(Data items)
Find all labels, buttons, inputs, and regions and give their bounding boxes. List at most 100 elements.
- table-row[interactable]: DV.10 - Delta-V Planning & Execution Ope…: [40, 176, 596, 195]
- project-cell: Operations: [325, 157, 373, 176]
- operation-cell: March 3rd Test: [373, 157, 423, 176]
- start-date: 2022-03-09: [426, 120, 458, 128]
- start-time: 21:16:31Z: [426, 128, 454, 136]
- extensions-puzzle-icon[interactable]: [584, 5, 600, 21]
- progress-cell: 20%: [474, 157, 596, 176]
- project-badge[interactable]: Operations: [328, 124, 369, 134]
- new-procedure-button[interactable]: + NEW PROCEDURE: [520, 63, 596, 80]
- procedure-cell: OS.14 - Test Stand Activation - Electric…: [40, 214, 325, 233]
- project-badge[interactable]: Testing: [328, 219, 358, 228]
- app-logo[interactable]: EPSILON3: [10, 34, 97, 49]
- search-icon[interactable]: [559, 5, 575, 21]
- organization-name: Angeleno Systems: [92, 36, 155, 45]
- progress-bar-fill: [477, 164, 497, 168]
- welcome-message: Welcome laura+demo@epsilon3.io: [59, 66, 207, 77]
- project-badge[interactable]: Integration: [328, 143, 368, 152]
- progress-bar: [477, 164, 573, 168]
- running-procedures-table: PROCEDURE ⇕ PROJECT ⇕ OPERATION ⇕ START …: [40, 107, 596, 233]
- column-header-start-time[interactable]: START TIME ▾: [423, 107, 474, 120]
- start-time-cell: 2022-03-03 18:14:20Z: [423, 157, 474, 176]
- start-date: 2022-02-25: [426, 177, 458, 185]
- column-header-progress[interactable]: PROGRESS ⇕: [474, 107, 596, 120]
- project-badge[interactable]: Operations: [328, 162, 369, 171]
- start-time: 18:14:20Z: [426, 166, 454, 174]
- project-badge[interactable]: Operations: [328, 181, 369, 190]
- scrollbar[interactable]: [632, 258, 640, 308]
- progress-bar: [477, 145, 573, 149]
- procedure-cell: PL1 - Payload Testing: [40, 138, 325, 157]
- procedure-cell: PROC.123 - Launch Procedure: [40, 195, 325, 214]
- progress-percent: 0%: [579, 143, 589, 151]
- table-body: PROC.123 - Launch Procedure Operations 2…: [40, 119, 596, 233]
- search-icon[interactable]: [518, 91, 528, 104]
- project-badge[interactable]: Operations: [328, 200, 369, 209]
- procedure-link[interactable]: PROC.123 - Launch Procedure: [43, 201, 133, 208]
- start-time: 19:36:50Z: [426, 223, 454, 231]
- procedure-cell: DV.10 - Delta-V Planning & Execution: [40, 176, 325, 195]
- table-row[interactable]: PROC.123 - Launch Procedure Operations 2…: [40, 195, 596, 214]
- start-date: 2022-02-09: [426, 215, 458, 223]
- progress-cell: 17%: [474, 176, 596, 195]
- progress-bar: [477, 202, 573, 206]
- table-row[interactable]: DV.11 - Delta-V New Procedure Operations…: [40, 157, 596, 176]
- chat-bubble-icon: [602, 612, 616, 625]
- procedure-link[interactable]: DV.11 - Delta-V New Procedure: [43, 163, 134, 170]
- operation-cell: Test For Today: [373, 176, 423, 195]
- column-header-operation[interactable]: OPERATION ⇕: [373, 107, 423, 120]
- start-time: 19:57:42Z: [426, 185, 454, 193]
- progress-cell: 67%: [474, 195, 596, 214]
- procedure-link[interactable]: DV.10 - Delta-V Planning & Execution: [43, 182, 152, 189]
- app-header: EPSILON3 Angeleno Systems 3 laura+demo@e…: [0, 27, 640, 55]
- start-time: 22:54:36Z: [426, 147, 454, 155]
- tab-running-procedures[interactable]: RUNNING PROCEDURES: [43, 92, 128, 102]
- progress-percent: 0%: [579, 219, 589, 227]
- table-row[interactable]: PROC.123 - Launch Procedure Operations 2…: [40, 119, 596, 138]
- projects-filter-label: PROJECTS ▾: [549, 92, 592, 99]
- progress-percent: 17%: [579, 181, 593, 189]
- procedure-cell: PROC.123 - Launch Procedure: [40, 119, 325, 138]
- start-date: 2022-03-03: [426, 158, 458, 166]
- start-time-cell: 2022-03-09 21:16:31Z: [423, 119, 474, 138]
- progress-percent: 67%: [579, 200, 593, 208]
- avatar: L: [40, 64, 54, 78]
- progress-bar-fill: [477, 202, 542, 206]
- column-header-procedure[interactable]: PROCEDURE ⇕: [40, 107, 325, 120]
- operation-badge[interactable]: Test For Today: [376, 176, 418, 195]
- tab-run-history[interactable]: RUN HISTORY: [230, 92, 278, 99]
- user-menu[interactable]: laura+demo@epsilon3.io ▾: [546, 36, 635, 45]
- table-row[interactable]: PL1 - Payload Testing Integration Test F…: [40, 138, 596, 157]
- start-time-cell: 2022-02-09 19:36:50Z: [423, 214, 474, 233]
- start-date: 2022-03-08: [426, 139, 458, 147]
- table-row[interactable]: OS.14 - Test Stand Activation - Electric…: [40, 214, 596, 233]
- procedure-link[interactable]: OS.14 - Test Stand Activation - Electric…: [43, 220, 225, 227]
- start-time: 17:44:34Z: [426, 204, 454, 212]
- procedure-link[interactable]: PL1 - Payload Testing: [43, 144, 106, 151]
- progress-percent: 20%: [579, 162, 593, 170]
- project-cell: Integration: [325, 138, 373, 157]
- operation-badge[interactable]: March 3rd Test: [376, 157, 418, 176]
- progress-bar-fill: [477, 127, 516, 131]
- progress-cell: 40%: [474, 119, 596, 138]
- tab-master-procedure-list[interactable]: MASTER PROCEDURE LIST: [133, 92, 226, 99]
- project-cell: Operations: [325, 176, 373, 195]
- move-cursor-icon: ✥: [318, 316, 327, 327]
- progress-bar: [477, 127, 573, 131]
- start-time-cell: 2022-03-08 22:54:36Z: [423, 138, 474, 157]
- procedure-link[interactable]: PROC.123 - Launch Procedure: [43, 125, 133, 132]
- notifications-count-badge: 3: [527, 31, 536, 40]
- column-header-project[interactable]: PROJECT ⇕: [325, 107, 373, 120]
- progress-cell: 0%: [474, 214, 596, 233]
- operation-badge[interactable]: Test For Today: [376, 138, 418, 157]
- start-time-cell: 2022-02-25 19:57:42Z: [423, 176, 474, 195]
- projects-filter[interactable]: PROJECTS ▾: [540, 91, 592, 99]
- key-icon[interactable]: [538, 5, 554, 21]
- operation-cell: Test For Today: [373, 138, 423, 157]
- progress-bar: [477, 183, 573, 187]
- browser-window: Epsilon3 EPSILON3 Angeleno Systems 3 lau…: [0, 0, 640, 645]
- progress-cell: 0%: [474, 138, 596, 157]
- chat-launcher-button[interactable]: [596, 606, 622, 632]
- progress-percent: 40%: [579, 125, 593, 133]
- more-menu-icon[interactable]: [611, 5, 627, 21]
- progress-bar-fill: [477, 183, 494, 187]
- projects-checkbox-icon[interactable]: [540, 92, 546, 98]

## Written task
Transcribe every one of the lines above without changing anything.

## Completed exercise
Find all labels, buttons, inputs, and regions and give their bounding boxes. List at most 100 elements.
- table-row[interactable]: DV.10 - Delta-V Planning & Execution Ope…: [40, 176, 596, 195]
- project-cell: Operations: [325, 157, 373, 176]
- operation-cell: March 3rd Test: [373, 157, 423, 176]
- start-date: 2022-03-09: [426, 120, 458, 128]
- start-time: 21:16:31Z: [426, 128, 454, 136]
- extensions-puzzle-icon[interactable]: [584, 5, 600, 21]
- progress-cell: 20%: [474, 157, 596, 176]
- project-badge[interactable]: Operations: [328, 124, 369, 134]
- new-procedure-button[interactable]: + NEW PROCEDURE: [520, 63, 596, 80]
- procedure-cell: OS.14 - Test Stand Activation - Electric…: [40, 214, 325, 233]
- project-badge[interactable]: Testing: [328, 219, 358, 228]
- app-logo[interactable]: EPSILON3: [10, 34, 97, 49]
- search-icon[interactable]: [559, 5, 575, 21]
- organization-name: Angeleno Systems: [92, 36, 155, 45]
- progress-bar-fill: [477, 164, 497, 168]
- welcome-message: Welcome laura+demo@epsilon3.io: [59, 66, 207, 77]
- project-badge[interactable]: Integration: [328, 143, 368, 152]
- progress-bar: [477, 164, 573, 168]
- running-procedures-table: PROCEDURE ⇕ PROJECT ⇕ OPERATION ⇕ START …: [40, 107, 596, 233]
- column-header-start-time[interactable]: START TIME ▾: [423, 107, 474, 120]
- start-time-cell: 2022-03-03 18:14:20Z: [423, 157, 474, 176]
- start-date: 2022-02-25: [426, 177, 458, 185]
- column-header-progress[interactable]: PROGRESS ⇕: [474, 107, 596, 120]
- project-badge[interactable]: Operations: [328, 162, 369, 171]
- start-time: 18:14:20Z: [426, 166, 454, 174]
- project-badge[interactable]: Operations: [328, 181, 369, 190]
- scrollbar[interactable]: [632, 258, 640, 308]
- progress-bar: [477, 145, 573, 149]
- procedure-cell: PL1 - Payload Testing: [40, 138, 325, 157]
- procedure-cell: PROC.123 - Launch Procedure: [40, 195, 325, 214]
- progress-percent: 0%: [579, 143, 589, 151]
- table-body: PROC.123 - Launch Procedure Operations 2…: [40, 119, 596, 233]
- search-icon[interactable]: [518, 91, 528, 104]
- project-badge[interactable]: Operations: [328, 200, 369, 209]
- procedure-link[interactable]: PROC.123 - Launch Procedure: [43, 201, 133, 208]
- start-time: 19:36:50Z: [426, 223, 454, 231]
- procedure-cell: DV.10 - Delta-V Planning & Execution: [40, 176, 325, 195]
- table-row[interactable]: PROC.123 - Launch Procedure Operations 2…: [40, 195, 596, 214]
- start-date: 2022-02-09: [426, 215, 458, 223]
- progress-cell: 17%: [474, 176, 596, 195]
- progress-bar: [477, 202, 573, 206]
- table-row[interactable]: DV.11 - Delta-V New Procedure Operations…: [40, 157, 596, 176]
- chat-bubble-icon: [602, 612, 616, 625]
- procedure-link[interactable]: DV.11 - Delta-V New Procedure: [43, 163, 134, 170]
- operation-cell: Test For Today: [373, 176, 423, 195]
- column-header-operation[interactable]: OPERATION ⇕: [373, 107, 423, 120]
- start-time: 19:57:42Z: [426, 185, 454, 193]
- progress-cell: 67%: [474, 195, 596, 214]
- procedure-link[interactable]: DV.10 - Delta-V Planning & Execution: [43, 182, 152, 189]
- app-header: EPSILON3 Angeleno Systems 3 laura+demo@e…: [0, 27, 640, 55]
- start-time: 22:54:36Z: [426, 147, 454, 155]
- tab-running-procedures[interactable]: RUNNING PROCEDURES: [43, 92, 128, 102]
- progress-percent: 0%: [579, 219, 589, 227]
- table-row[interactable]: PROC.123 - Launch Procedure Operations 2…: [40, 119, 596, 138]
- projects-filter-label: PROJECTS ▾: [549, 92, 592, 99]
- progress-percent: 17%: [579, 181, 593, 189]
- procedure-cell: PROC.123 - Launch Procedure: [40, 119, 325, 138]
- start-date: 2022-03-03: [426, 158, 458, 166]
- start-time-cell: 2022-03-09 21:16:31Z: [423, 119, 474, 138]
- progress-percent: 67%: [579, 200, 593, 208]
- avatar: L: [40, 64, 54, 78]
- progress-bar-fill: [477, 202, 542, 206]
- column-header-procedure[interactable]: PROCEDURE ⇕: [40, 107, 325, 120]
- operation-badge[interactable]: Test For Today: [376, 176, 418, 195]
- tab-run-history[interactable]: RUN HISTORY: [230, 92, 278, 99]
- user-menu[interactable]: laura+demo@epsilon3.io ▾: [546, 36, 635, 45]
- table-row[interactable]: PL1 - Payload Testing Integration Test F…: [40, 138, 596, 157]
- start-time-cell: 2022-02-09 19:36:50Z: [423, 214, 474, 233]
- start-date: 2022-03-08: [426, 139, 458, 147]
- table-row[interactable]: OS.14 - Test Stand Activation - Electric…: [40, 214, 596, 233]
- procedure-link[interactable]: OS.14 - Test Stand Activation - Electric…: [43, 220, 225, 227]
- start-time: 17:44:34Z: [426, 204, 454, 212]
- procedure-link[interactable]: PL1 - Payload Testing: [43, 144, 106, 151]
- progress-percent: 20%: [579, 162, 593, 170]
- project-cell: Integration: [325, 138, 373, 157]
- operation-badge[interactable]: March 3rd Test: [376, 157, 418, 176]
- progress-bar-fill: [477, 127, 516, 131]
- progress-cell: 40%: [474, 119, 596, 138]
- tab-master-procedure-list[interactable]: MASTER PROCEDURE LIST: [133, 92, 226, 99]
- project-cell: Operations: [325, 176, 373, 195]
- move-cursor-icon: ✥: [318, 316, 327, 327]
- progress-bar: [477, 127, 573, 131]
- start-time-cell: 2022-03-08 22:54:36Z: [423, 138, 474, 157]
- procedure-link[interactable]: PROC.123 - Launch Procedure: [43, 125, 133, 132]
- notifications-count-badge: 3: [527, 31, 536, 40]
- column-header-project[interactable]: PROJECT ⇕: [325, 107, 373, 120]
- progress-cell: 0%: [474, 214, 596, 233]
- operation-badge[interactable]: Test For Today: [376, 138, 418, 157]
- start-time-cell: 2022-02-25 19:57:42Z: [423, 176, 474, 195]
- projects-filter[interactable]: PROJECTS ▾: [540, 91, 592, 99]
- key-icon[interactable]: [538, 5, 554, 21]
- operation-cell: Test For Today: [373, 138, 423, 157]
- progress-bar: [477, 183, 573, 187]
- browser-window: Epsilon3 EPSILON3 Angeleno Systems 3 lau…: [0, 0, 640, 645]
- progress-cell: 0%: [474, 138, 596, 157]
- chat-launcher-button[interactable]: [596, 606, 622, 632]
- progress-percent: 40%: [579, 125, 593, 133]
- more-menu-icon[interactable]: [611, 5, 627, 21]
- progress-bar-fill: [477, 183, 494, 187]
- projects-checkbox-icon[interactable]: [540, 92, 546, 98]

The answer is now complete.